- [Work to be completed] Give the number of lines containing "olib" in this listing, with no other words.

- [Data for this exercise]
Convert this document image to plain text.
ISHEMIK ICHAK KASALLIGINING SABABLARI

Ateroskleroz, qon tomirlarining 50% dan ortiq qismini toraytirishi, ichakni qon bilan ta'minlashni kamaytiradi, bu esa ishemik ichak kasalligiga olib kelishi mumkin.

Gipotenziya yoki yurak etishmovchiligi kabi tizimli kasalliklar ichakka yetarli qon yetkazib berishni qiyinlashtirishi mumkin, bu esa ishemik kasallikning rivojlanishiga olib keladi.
--
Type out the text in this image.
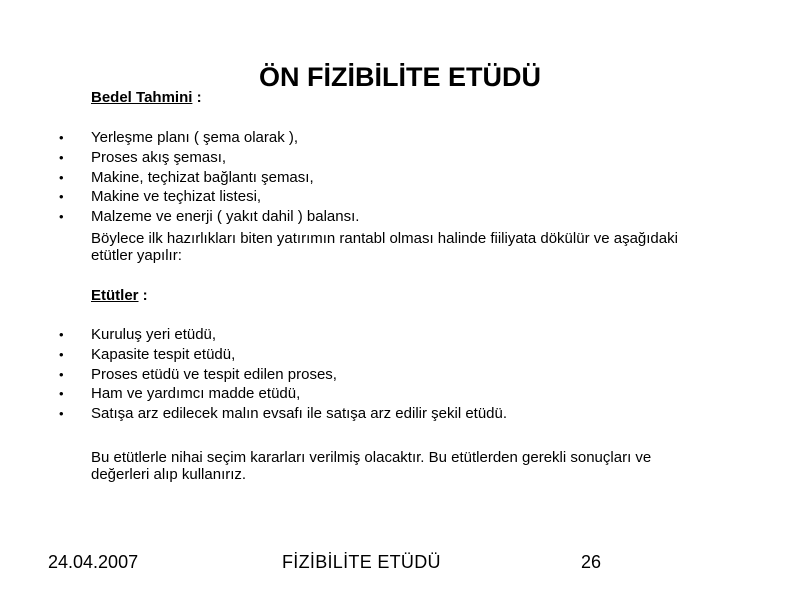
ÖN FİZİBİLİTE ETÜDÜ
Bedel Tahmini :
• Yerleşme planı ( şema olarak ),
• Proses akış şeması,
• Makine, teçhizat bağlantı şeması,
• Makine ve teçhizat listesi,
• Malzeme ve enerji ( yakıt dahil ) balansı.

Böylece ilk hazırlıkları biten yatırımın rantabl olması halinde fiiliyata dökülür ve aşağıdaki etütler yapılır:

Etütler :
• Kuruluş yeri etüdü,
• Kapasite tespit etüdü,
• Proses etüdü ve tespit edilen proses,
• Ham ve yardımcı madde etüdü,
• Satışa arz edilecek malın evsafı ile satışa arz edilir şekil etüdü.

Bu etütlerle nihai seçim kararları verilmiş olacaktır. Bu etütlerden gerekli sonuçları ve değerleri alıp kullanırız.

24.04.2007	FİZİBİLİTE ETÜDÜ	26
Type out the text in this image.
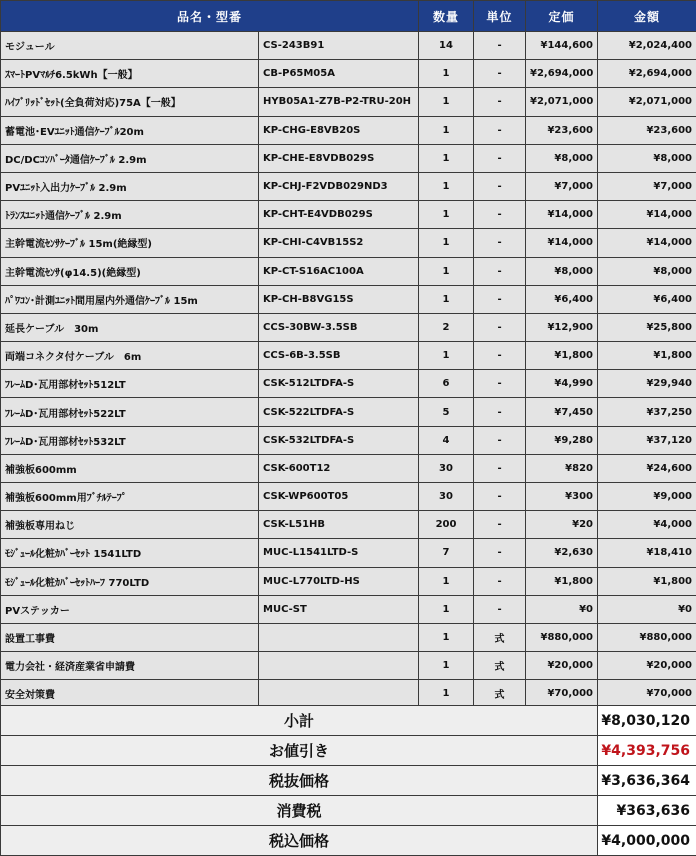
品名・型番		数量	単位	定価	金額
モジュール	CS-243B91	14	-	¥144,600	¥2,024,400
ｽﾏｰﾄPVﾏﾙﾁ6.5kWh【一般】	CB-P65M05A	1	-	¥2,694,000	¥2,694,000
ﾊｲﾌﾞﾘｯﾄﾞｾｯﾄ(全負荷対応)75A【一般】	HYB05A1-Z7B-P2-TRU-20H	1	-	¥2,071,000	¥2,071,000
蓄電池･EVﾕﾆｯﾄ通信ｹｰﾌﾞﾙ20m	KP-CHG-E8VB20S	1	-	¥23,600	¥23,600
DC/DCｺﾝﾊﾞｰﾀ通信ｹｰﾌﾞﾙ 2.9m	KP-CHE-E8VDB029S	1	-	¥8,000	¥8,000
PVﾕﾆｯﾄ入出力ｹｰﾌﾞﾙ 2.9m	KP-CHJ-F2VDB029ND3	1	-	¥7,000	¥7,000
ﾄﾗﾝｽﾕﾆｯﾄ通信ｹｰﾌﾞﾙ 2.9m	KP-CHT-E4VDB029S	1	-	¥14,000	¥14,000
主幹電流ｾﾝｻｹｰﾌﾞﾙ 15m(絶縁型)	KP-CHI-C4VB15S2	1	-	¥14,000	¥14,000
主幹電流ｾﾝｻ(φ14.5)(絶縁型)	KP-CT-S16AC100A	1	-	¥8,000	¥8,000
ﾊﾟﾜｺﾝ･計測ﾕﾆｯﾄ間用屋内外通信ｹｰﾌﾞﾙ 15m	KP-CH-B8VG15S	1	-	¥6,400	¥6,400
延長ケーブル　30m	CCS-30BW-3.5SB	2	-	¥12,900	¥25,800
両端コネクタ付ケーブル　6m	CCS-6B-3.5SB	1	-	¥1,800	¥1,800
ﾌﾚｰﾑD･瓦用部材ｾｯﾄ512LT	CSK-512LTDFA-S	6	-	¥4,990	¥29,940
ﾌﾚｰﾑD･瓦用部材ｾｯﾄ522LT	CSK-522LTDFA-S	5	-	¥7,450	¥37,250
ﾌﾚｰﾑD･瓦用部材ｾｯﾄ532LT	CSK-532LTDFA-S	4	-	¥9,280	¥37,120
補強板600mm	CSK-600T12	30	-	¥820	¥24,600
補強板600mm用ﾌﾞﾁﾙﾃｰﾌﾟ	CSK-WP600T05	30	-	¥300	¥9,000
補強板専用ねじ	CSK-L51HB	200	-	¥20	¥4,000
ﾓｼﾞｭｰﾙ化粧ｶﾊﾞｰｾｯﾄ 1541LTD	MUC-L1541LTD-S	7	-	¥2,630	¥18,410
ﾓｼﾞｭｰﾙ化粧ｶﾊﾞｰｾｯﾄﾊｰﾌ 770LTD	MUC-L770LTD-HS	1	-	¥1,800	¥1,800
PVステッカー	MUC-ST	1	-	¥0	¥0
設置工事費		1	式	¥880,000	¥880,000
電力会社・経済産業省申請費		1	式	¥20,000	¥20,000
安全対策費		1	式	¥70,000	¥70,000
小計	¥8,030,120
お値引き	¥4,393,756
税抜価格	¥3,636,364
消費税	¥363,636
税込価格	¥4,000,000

- [Worked answer] 2